Rows from a figure dataset:
⟨
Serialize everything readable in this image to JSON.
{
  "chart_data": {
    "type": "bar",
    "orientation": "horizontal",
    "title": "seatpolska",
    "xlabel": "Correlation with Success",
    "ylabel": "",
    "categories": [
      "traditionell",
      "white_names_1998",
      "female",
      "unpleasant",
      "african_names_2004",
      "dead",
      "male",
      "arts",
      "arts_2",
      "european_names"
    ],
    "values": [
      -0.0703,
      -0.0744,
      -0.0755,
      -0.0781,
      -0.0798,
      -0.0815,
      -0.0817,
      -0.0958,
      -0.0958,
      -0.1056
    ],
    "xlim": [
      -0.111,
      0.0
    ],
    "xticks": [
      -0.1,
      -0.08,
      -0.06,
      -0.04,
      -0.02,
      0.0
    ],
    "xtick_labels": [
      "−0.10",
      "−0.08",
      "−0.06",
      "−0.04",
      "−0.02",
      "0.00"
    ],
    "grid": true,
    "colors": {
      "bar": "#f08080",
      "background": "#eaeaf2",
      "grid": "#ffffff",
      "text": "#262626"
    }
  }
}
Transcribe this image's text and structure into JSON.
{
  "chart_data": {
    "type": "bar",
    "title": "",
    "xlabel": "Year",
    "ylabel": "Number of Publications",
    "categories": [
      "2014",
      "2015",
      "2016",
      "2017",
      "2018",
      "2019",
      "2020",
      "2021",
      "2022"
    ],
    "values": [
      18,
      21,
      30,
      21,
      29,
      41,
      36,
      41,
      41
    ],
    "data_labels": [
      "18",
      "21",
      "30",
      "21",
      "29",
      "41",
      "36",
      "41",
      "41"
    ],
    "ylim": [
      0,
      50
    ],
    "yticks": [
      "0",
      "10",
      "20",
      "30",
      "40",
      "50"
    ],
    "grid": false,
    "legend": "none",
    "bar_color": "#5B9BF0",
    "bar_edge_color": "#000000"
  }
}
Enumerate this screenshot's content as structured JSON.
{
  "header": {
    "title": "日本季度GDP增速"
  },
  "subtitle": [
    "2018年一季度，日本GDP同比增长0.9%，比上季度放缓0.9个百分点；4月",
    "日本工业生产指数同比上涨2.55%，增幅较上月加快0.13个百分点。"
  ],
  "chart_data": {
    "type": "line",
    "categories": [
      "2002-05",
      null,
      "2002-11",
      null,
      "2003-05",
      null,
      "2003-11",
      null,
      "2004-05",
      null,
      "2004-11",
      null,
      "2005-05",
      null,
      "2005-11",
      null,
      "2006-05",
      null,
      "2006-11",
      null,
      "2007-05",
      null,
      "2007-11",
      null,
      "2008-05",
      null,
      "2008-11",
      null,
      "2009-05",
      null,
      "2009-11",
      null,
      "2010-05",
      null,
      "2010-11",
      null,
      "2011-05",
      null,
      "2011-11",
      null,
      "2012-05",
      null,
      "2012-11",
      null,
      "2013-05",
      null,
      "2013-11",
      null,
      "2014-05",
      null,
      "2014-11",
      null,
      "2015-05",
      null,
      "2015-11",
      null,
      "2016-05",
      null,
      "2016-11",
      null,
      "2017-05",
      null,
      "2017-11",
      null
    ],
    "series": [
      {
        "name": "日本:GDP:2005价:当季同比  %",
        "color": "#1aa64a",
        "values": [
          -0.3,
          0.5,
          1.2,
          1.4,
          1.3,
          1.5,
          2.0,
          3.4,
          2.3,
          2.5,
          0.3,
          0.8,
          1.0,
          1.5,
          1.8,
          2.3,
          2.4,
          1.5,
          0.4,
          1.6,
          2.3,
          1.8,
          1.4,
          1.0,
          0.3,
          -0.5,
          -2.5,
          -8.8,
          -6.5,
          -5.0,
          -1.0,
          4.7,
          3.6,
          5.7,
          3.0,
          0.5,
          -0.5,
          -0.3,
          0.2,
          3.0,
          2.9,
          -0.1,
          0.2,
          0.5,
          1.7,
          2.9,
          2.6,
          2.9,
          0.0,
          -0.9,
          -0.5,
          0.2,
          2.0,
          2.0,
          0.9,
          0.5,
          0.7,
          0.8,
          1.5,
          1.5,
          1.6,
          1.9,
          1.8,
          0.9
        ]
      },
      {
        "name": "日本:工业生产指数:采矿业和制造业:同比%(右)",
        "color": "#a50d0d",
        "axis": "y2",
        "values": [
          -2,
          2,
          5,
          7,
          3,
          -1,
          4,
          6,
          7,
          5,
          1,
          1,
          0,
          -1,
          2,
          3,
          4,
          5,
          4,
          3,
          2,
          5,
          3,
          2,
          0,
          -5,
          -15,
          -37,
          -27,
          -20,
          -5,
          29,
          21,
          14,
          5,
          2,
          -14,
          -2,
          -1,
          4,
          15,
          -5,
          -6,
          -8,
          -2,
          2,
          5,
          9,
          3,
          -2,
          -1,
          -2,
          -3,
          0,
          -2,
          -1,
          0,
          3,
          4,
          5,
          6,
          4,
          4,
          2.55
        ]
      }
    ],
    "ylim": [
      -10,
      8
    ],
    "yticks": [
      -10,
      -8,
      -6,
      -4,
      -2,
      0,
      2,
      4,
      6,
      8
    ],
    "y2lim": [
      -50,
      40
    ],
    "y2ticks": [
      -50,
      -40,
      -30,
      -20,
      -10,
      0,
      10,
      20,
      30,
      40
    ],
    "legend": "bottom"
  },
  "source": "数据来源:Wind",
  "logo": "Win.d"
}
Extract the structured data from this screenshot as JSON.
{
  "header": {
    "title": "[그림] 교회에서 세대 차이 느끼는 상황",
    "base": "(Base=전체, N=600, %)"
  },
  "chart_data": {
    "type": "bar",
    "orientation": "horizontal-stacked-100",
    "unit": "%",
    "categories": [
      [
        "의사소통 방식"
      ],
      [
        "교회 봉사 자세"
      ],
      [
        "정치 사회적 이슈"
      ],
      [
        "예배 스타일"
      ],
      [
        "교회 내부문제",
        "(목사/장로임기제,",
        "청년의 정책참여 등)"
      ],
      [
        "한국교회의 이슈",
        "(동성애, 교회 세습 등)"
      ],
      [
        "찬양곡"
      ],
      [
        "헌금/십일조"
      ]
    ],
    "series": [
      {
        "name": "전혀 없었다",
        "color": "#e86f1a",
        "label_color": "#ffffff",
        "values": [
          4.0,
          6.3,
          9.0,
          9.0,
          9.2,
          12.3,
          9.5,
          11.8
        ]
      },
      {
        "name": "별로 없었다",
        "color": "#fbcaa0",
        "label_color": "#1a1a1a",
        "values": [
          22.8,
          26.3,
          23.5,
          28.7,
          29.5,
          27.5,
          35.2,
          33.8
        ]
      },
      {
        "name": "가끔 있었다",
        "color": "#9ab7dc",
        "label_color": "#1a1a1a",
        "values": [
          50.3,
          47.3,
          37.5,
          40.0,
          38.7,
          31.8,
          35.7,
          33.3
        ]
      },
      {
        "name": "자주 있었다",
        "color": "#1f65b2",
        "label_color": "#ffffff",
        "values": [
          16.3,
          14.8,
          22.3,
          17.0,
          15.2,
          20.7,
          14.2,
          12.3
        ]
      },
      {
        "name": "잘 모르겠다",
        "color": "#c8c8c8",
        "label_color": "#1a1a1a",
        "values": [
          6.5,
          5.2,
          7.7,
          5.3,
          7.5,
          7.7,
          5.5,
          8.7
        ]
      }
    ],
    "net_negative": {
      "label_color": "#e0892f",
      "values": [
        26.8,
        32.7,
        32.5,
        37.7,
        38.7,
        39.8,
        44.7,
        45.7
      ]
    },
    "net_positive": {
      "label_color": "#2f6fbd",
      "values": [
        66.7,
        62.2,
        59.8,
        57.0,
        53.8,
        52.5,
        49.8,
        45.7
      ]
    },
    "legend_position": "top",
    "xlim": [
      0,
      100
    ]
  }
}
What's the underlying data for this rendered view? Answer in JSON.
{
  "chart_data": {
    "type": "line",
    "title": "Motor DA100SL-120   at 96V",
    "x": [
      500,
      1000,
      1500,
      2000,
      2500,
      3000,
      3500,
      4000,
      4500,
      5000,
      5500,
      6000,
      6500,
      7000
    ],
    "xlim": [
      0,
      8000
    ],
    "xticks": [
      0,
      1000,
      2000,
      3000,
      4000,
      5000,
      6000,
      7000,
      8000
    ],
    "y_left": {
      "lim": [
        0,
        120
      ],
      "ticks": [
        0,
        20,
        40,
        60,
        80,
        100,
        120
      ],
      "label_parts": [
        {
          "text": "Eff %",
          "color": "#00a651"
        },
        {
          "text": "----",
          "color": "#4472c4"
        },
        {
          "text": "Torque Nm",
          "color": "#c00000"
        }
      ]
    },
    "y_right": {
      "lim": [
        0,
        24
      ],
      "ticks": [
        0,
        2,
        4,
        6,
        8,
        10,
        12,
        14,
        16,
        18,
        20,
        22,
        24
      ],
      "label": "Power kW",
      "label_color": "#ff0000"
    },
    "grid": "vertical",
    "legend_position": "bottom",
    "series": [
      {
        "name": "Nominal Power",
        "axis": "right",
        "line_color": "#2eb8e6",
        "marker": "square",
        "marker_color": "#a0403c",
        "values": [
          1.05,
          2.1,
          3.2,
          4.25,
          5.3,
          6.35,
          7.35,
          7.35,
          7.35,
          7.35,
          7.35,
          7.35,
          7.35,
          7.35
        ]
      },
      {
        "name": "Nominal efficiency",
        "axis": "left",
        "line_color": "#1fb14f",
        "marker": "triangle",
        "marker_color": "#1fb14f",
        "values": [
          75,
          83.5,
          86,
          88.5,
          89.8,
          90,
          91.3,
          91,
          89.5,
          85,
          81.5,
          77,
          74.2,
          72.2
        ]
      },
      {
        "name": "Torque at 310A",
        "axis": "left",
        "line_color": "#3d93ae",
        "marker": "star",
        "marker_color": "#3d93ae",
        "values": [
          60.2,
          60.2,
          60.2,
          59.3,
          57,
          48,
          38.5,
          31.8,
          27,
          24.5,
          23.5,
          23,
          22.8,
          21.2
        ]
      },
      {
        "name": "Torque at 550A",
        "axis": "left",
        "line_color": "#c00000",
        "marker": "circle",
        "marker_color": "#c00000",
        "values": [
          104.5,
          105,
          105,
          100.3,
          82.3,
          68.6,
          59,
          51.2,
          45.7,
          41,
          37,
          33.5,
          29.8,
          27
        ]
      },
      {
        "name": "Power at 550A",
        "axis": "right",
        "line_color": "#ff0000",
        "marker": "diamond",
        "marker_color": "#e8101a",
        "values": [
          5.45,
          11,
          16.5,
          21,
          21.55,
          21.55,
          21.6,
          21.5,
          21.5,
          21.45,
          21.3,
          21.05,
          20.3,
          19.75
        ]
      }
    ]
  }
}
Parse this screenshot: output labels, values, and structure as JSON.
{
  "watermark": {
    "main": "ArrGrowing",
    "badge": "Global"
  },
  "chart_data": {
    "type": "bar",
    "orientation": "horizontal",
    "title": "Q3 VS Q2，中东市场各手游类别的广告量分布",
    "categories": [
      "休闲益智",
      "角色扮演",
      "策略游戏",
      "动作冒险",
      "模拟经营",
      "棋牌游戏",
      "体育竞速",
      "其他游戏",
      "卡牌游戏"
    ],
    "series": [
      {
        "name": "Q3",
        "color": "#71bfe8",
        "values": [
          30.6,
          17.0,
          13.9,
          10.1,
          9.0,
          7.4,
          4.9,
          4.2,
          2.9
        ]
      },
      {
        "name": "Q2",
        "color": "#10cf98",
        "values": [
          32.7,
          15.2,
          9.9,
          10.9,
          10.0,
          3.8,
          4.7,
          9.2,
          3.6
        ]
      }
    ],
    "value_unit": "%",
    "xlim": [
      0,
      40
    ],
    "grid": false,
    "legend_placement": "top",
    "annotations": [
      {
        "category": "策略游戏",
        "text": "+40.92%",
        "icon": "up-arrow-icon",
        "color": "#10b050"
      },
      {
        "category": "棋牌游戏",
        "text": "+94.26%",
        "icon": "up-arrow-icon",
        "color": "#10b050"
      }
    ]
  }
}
⟩
## [Short problem]
How many lines in the listing above contain "Torque"? Answer with the number alone.

## [Correct output]
3